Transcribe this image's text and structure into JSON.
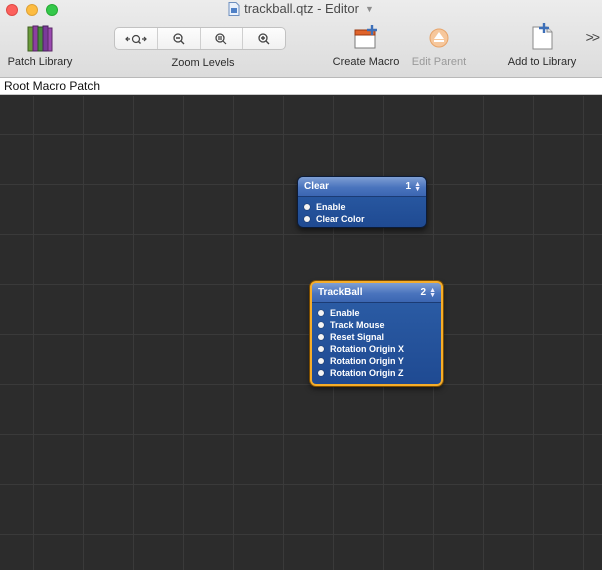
{
  "window": {
    "title": "trackball.qtz - Editor"
  },
  "toolbar": {
    "patch_library_label": "Patch Library",
    "zoom_levels_label": "Zoom Levels",
    "create_macro_label": "Create Macro",
    "edit_parent_label": "Edit Parent",
    "add_to_library_label": "Add to Library",
    "more_label": ">>"
  },
  "path_bar": {
    "text": "Root Macro Patch"
  },
  "patches": {
    "clear": {
      "title": "Clear",
      "number": "1",
      "ports": [
        "Enable",
        "Clear Color"
      ]
    },
    "trackball": {
      "title": "TrackBall",
      "number": "2",
      "ports": [
        "Enable",
        "Track Mouse",
        "Reset Signal",
        "Rotation Origin X",
        "Rotation Origin Y",
        "Rotation Origin Z"
      ]
    }
  },
  "colors": {
    "canvas_bg": "#2c2c2c",
    "patch_blue": "#2d5fa8",
    "selection_orange": "#f5ad2a"
  }
}
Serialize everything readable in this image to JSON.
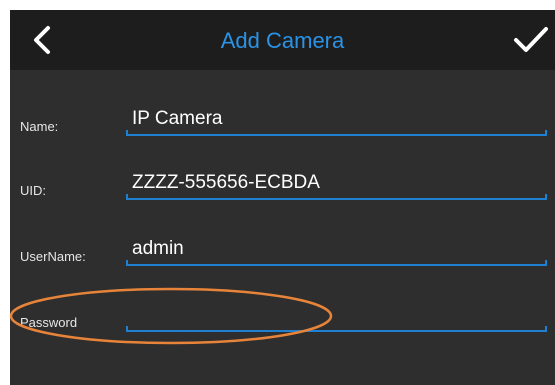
{
  "header": {
    "title": "Add Camera",
    "back_icon": "chevron-left-icon",
    "confirm_icon": "checkmark-icon",
    "title_color": "#2a93e6"
  },
  "form": {
    "name_label": "Name:",
    "name_value": "IP Camera",
    "uid_label": "UID:",
    "uid_value": "ZZZZ-555656-ECBDA",
    "username_label": "UserName:",
    "username_value": "admin",
    "password_label": "Password",
    "password_value": "",
    "underline_color": "#1f7fd0"
  },
  "annotation": {
    "highlight_color": "#e8843a"
  }
}
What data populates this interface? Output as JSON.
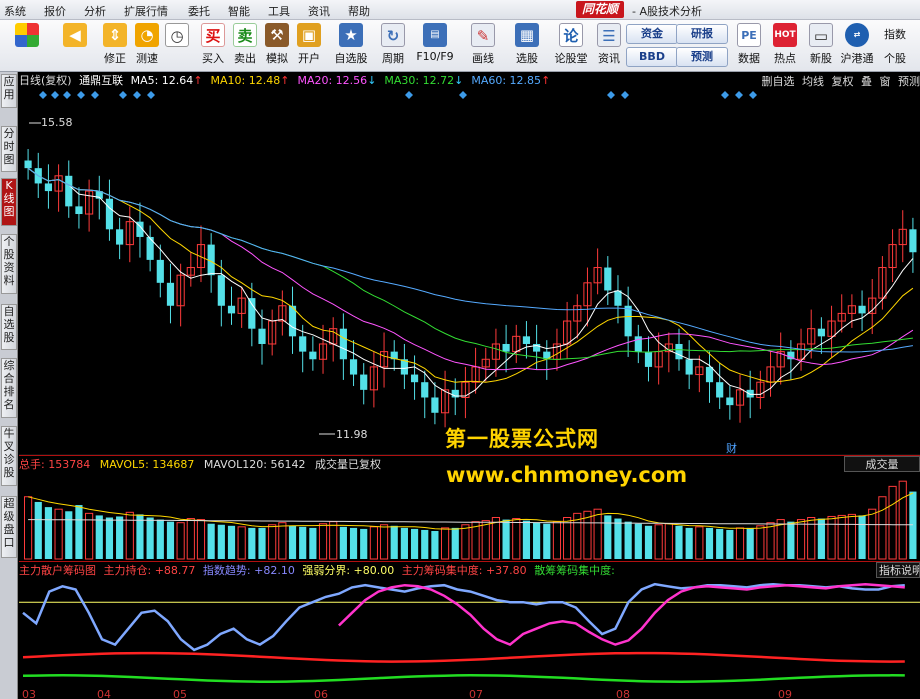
{
  "menubar": {
    "items": [
      "系统",
      "报价",
      "分析",
      "扩展行情",
      "委托",
      "智能",
      "工具",
      "资讯",
      "帮助"
    ],
    "brand": "同花顺",
    "window_title": "- A股技术分析"
  },
  "toolbar": {
    "buttons": [
      {
        "label": "",
        "icon": "color-grid-icon"
      },
      {
        "label": "",
        "icon": "back-arrow-icon"
      },
      {
        "label": "修正",
        "icon": "updown-arrows-icon"
      },
      {
        "label": "测速",
        "icon": "speed-icon"
      },
      {
        "label": "",
        "icon": "clock-icon"
      },
      {
        "label": "买入",
        "icon": "buy-icon",
        "glyph": "买"
      },
      {
        "label": "卖出",
        "icon": "sell-icon",
        "glyph": "卖"
      },
      {
        "label": "模拟",
        "icon": "gavel-icon"
      },
      {
        "label": "开户",
        "icon": "lock-icon"
      },
      {
        "label": "自选股",
        "icon": "star-icon"
      },
      {
        "label": "周期",
        "icon": "cycle-icon"
      },
      {
        "label": "F10/F9",
        "icon": "f10-icon"
      },
      {
        "label": "画线",
        "icon": "pen-icon"
      },
      {
        "label": "选股",
        "icon": "select-stock-icon"
      },
      {
        "label": "论股堂",
        "icon": "forum-icon",
        "glyph": "论"
      },
      {
        "label": "资讯",
        "icon": "news-icon"
      },
      {
        "label": "数据",
        "icon": "pe-icon",
        "glyph": "PE"
      },
      {
        "label": "热点",
        "icon": "hot-icon"
      },
      {
        "label": "新股",
        "icon": "new-stock-icon"
      },
      {
        "label": "沪港通",
        "icon": "sse-hkex-icon"
      }
    ],
    "blue_buttons": [
      "资金",
      "BBD",
      "研报",
      "预测"
    ],
    "right_labels": [
      "指数",
      "个股"
    ]
  },
  "left_tabs": [
    {
      "label": "应用",
      "active": false
    },
    {
      "label": "分时图",
      "active": false
    },
    {
      "label": "K线图",
      "active": true
    },
    {
      "label": "个股资料",
      "active": false
    },
    {
      "label": "自选股",
      "active": false
    },
    {
      "label": "综合排名",
      "active": false
    },
    {
      "label": "牛叉诊股",
      "active": false
    },
    {
      "label": "超级盘口",
      "active": false
    }
  ],
  "info_line": {
    "period": "日线(复权)",
    "stock_name": "通鼎互联",
    "ma": [
      {
        "text": "MA5: 12.64",
        "arrow": "↑",
        "color": "#ffffff"
      },
      {
        "text": "MA10: 12.48",
        "arrow": "↑",
        "color": "#ffd700"
      },
      {
        "text": "MA20: 12.56",
        "arrow": "↓",
        "color": "#ff55ff"
      },
      {
        "text": "MA30: 12.72",
        "arrow": "↓",
        "color": "#33dd33"
      },
      {
        "text": "MA60: 12.85",
        "arrow": "↑",
        "color": "#55aaff"
      }
    ],
    "right_tools": [
      "删自选",
      "均线",
      "复权",
      "叠",
      "窗",
      "预测"
    ]
  },
  "price_annotations": {
    "high": "15.58",
    "low": "11.98"
  },
  "volume_line": {
    "total": "总手: 153784",
    "mavol5": "MAVOL5: 134687",
    "mavol120": "MAVOL120: 56142",
    "note": "成交量已复权",
    "panel_button": "成交量"
  },
  "indicator_line": {
    "name": "主力散户筹码图",
    "items": [
      {
        "text": "主力持仓: +88.77",
        "color": "#ff4444"
      },
      {
        "text": "指数趋势: +82.10",
        "color": "#8888ff"
      },
      {
        "text": "强弱分界: +80.00",
        "color": "#ffff66"
      },
      {
        "text": "主力筹码集中度: +37.80",
        "color": "#ff4444"
      },
      {
        "text": "散筹筹码集中度:",
        "color": "#33dd33"
      }
    ],
    "panel_button": "指标说明"
  },
  "months": [
    "03",
    "04",
    "05",
    "06",
    "07",
    "08",
    "09"
  ],
  "watermark": {
    "line1": "第一股票公式网",
    "line2": "www.chnmoney.com"
  },
  "badge": "财",
  "chart_data": {
    "type": "candlestick",
    "y_range": [
      11.5,
      16.0
    ],
    "close_series": [
      15.2,
      15.0,
      14.9,
      15.1,
      14.7,
      14.6,
      14.9,
      14.8,
      14.4,
      14.2,
      14.5,
      14.3,
      14.0,
      13.7,
      13.4,
      13.8,
      13.9,
      14.2,
      13.8,
      13.4,
      13.3,
      13.5,
      13.1,
      12.9,
      13.2,
      13.4,
      13.0,
      12.8,
      12.7,
      12.9,
      13.1,
      12.7,
      12.5,
      12.3,
      12.6,
      12.8,
      12.7,
      12.5,
      12.4,
      12.2,
      12.0,
      12.3,
      12.2,
      12.4,
      12.6,
      12.7,
      12.9,
      12.8,
      13.0,
      12.9,
      12.8,
      12.7,
      12.9,
      13.2,
      13.4,
      13.7,
      13.9,
      13.6,
      13.4,
      13.0,
      12.8,
      12.6,
      12.8,
      12.9,
      12.7,
      12.5,
      12.6,
      12.4,
      12.2,
      12.1,
      12.3,
      12.2,
      12.4,
      12.6,
      12.8,
      12.7,
      12.9,
      13.1,
      13.0,
      13.2,
      13.3,
      13.4,
      13.3,
      13.5,
      13.9,
      14.2,
      14.4,
      14.1
    ],
    "volume_series": [
      60,
      55,
      50,
      48,
      46,
      52,
      44,
      42,
      40,
      41,
      45,
      43,
      40,
      38,
      36,
      35,
      39,
      38,
      34,
      33,
      32,
      31,
      30,
      30,
      33,
      35,
      32,
      31,
      30,
      34,
      36,
      31,
      30,
      29,
      31,
      33,
      32,
      30,
      29,
      28,
      27,
      30,
      30,
      33,
      36,
      37,
      40,
      38,
      39,
      37,
      35,
      34,
      36,
      40,
      44,
      46,
      48,
      42,
      39,
      36,
      34,
      32,
      33,
      34,
      32,
      30,
      31,
      30,
      29,
      28,
      30,
      30,
      32,
      35,
      38,
      36,
      38,
      40,
      39,
      41,
      42,
      43,
      42,
      48,
      60,
      70,
      75,
      65
    ],
    "indicator_series": {
      "blue": [
        70,
        60,
        90,
        95,
        92,
        70,
        45,
        40,
        55,
        70,
        72,
        62,
        45,
        35,
        40,
        50,
        55,
        45,
        40,
        48,
        62,
        75,
        80,
        85,
        88,
        94,
        96,
        94,
        92,
        90,
        93,
        95,
        96,
        92,
        90,
        86,
        82,
        80,
        80,
        78,
        80,
        80,
        75,
        62,
        50,
        55,
        80,
        92,
        97,
        95,
        93,
        94,
        96,
        96,
        95,
        94,
        96,
        97,
        96,
        96,
        95,
        94,
        95,
        93,
        92,
        92,
        95,
        96
      ],
      "magenta": [
        null,
        null,
        null,
        null,
        null,
        null,
        null,
        null,
        null,
        null,
        null,
        null,
        null,
        null,
        null,
        null,
        null,
        null,
        null,
        null,
        null,
        null,
        null,
        null,
        58,
        70,
        82,
        90,
        94,
        96,
        95,
        92,
        86,
        78,
        68,
        55,
        45,
        40,
        50,
        55,
        60,
        62,
        60,
        52,
        45,
        40,
        44,
        55,
        70,
        82,
        90,
        94,
        95,
        94,
        93,
        92,
        94,
        95,
        96,
        95,
        94,
        93,
        95,
        96,
        97,
        96,
        95,
        94
      ]
    }
  }
}
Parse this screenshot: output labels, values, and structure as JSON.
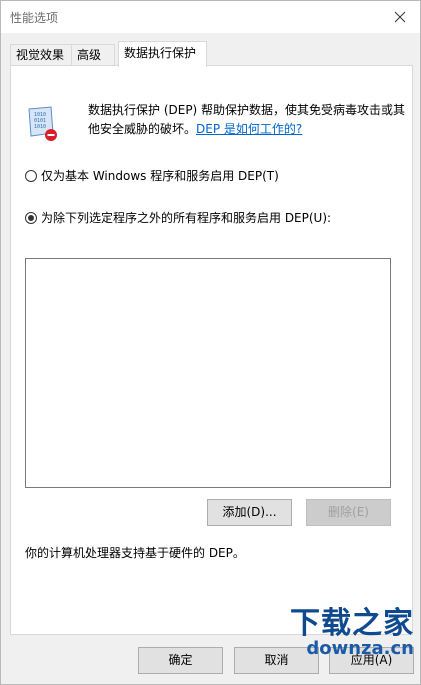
{
  "window": {
    "title": "性能选项"
  },
  "tabs": [
    {
      "label": "视觉效果"
    },
    {
      "label": "高级"
    },
    {
      "label": "数据执行保护"
    }
  ],
  "dep": {
    "icon": "dep-shield-binary-icon",
    "description": "数据执行保护 (DEP) 帮助保护数据，使其免受病毒攻击或其他安全威胁的破坏。",
    "link": "DEP 是如何工作的?"
  },
  "options": {
    "basic": "仅为基本 Windows 程序和服务启用 DEP(T)",
    "all_except": "为除下列选定程序之外的所有程序和服务启用 DEP(U):",
    "selected": "all_except"
  },
  "list_buttons": {
    "add": "添加(D)...",
    "remove": "删除(E)"
  },
  "support_text": "你的计算机处理器支持基于硬件的 DEP。",
  "footer": {
    "ok": "确定",
    "cancel": "取消",
    "apply": "应用(A)"
  },
  "watermark": {
    "line1": "下载之家",
    "line2": "downza.cn"
  },
  "colors": {
    "link": "#0066cc",
    "watermark": "#0f4a8f"
  }
}
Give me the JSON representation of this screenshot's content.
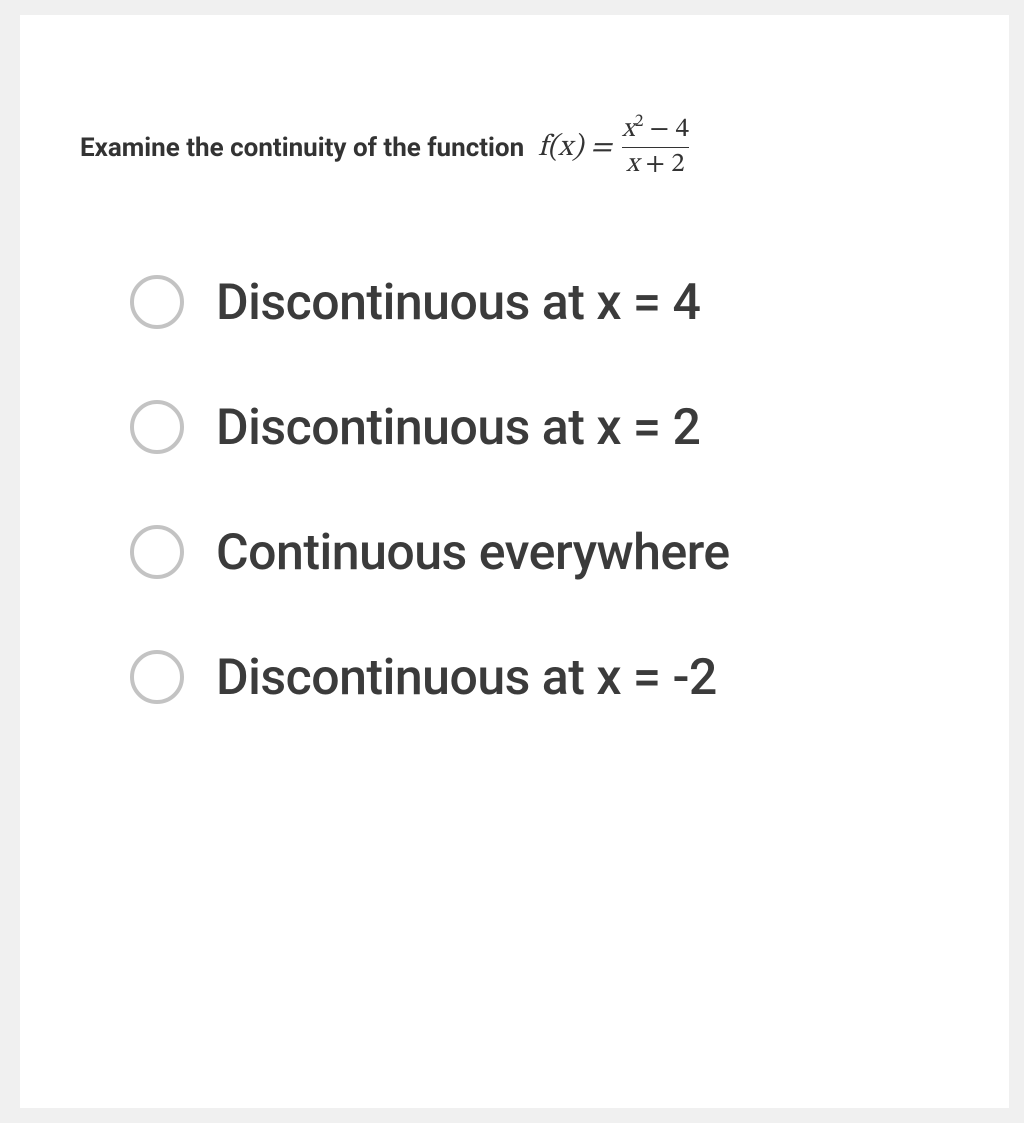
{
  "question": {
    "prefix": "Examine the continuity of the function",
    "lhs": "f(x) =",
    "numerator": "x² − 4",
    "denominator": "x + 2"
  },
  "options": [
    {
      "label": "Discontinuous at x = 4"
    },
    {
      "label": "Discontinuous at x = 2"
    },
    {
      "label": "Continuous everywhere"
    },
    {
      "label": "Discontinuous at x = -2"
    }
  ]
}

################

Set problem => For the data above, state only how many lines include the word "screenshot".

Reply => 2